• **Exercise goal**:
Every entry must be duplicated precisely as written.

Data records
======

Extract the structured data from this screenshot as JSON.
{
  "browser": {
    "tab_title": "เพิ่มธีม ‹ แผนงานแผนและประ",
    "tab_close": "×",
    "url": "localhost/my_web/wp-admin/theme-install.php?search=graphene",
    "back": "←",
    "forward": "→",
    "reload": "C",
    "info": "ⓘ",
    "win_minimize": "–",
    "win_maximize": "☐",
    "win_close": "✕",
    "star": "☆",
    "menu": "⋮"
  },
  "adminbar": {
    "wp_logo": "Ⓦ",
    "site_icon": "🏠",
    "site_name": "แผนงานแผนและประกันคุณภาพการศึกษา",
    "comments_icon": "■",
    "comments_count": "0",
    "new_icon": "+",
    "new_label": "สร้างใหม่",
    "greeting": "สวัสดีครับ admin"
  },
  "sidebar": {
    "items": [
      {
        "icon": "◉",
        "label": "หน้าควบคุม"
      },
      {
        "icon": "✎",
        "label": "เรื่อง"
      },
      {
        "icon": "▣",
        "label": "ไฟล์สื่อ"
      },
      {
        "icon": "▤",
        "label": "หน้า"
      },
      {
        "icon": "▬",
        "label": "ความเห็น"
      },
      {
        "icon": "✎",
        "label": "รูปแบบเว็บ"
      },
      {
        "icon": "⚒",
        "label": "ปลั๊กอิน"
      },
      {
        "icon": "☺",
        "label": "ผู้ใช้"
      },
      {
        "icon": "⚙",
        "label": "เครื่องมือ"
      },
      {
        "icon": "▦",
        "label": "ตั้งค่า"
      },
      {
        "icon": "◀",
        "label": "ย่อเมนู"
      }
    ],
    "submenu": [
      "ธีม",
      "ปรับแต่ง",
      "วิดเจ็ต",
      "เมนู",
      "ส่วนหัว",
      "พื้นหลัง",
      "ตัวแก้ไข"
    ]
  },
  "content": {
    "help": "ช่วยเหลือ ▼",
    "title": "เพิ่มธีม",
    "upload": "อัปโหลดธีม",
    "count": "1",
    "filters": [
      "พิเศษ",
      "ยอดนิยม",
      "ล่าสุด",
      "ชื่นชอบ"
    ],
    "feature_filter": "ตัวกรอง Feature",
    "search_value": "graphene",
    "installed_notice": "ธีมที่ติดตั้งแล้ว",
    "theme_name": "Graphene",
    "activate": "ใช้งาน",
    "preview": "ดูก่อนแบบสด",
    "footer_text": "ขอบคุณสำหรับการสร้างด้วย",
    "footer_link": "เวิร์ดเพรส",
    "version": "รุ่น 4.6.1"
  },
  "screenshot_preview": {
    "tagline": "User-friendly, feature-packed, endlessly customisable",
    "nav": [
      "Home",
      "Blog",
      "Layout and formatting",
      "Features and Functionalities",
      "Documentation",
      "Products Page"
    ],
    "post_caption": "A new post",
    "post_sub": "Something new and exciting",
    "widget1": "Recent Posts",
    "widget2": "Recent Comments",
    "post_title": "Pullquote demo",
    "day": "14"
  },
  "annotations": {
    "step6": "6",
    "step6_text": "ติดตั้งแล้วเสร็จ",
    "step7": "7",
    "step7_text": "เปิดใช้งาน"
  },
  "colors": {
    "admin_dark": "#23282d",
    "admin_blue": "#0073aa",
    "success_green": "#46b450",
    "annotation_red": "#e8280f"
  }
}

======

• **Exercise response**:
Extract the structured data from this screenshot as JSON.
{
  "browser": {
    "tab_title": "เพิ่มธีม ‹ แผนงานแผนและประ",
    "tab_close": "×",
    "url": "localhost/my_web/wp-admin/theme-install.php?search=graphene",
    "back": "←",
    "forward": "→",
    "reload": "C",
    "info": "ⓘ",
    "win_minimize": "–",
    "win_maximize": "☐",
    "win_close": "✕",
    "star": "☆",
    "menu": "⋮"
  },
  "adminbar": {
    "wp_logo": "Ⓦ",
    "site_icon": "🏠",
    "site_name": "แผนงานแผนและประกันคุณภาพการศึกษา",
    "comments_icon": "■",
    "comments_count": "0",
    "new_icon": "+",
    "new_label": "สร้างใหม่",
    "greeting": "สวัสดีครับ admin"
  },
  "sidebar": {
    "items": [
      {
        "icon": "◉",
        "label": "หน้าควบคุม"
      },
      {
        "icon": "✎",
        "label": "เรื่อง"
      },
      {
        "icon": "▣",
        "label": "ไฟล์สื่อ"
      },
      {
        "icon": "▤",
        "label": "หน้า"
      },
      {
        "icon": "▬",
        "label": "ความเห็น"
      },
      {
        "icon": "✎",
        "label": "รูปแบบเว็บ"
      },
      {
        "icon": "⚒",
        "label": "ปลั๊กอิน"
      },
      {
        "icon": "☺",
        "label": "ผู้ใช้"
      },
      {
        "icon": "⚙",
        "label": "เครื่องมือ"
      },
      {
        "icon": "▦",
        "label": "ตั้งค่า"
      },
      {
        "icon": "◀",
        "label": "ย่อเมนู"
      }
    ],
    "submenu": [
      "ธีม",
      "ปรับแต่ง",
      "วิดเจ็ต",
      "เมนู",
      "ส่วนหัว",
      "พื้นหลัง",
      "ตัวแก้ไข"
    ]
  },
  "content": {
    "help": "ช่วยเหลือ ▼",
    "title": "เพิ่มธีม",
    "upload": "อัปโหลดธีม",
    "count": "1",
    "filters": [
      "พิเศษ",
      "ยอดนิยม",
      "ล่าสุด",
      "ชื่นชอบ"
    ],
    "feature_filter": "ตัวกรอง Feature",
    "search_value": "graphene",
    "installed_notice": "ธีมที่ติดตั้งแล้ว",
    "theme_name": "Graphene",
    "activate": "ใช้งาน",
    "preview": "ดูก่อนแบบสด",
    "footer_text": "ขอบคุณสำหรับการสร้างด้วย",
    "footer_link": "เวิร์ดเพรส",
    "version": "รุ่น 4.6.1"
  },
  "screenshot_preview": {
    "tagline": "User-friendly, feature-packed, endlessly customisable",
    "nav": [
      "Home",
      "Blog",
      "Layout and formatting",
      "Features and Functionalities",
      "Documentation",
      "Products Page"
    ],
    "post_caption": "A new post",
    "post_sub": "Something new and exciting",
    "widget1": "Recent Posts",
    "widget2": "Recent Comments",
    "post_title": "Pullquote demo",
    "day": "14"
  },
  "annotations": {
    "step6": "6",
    "step6_text": "ติดตั้งแล้วเสร็จ",
    "step7": "7",
    "step7_text": "เปิดใช้งาน"
  },
  "colors": {
    "admin_dark": "#23282d",
    "admin_blue": "#0073aa",
    "success_green": "#46b450",
    "annotation_red": "#e8280f"
  }
}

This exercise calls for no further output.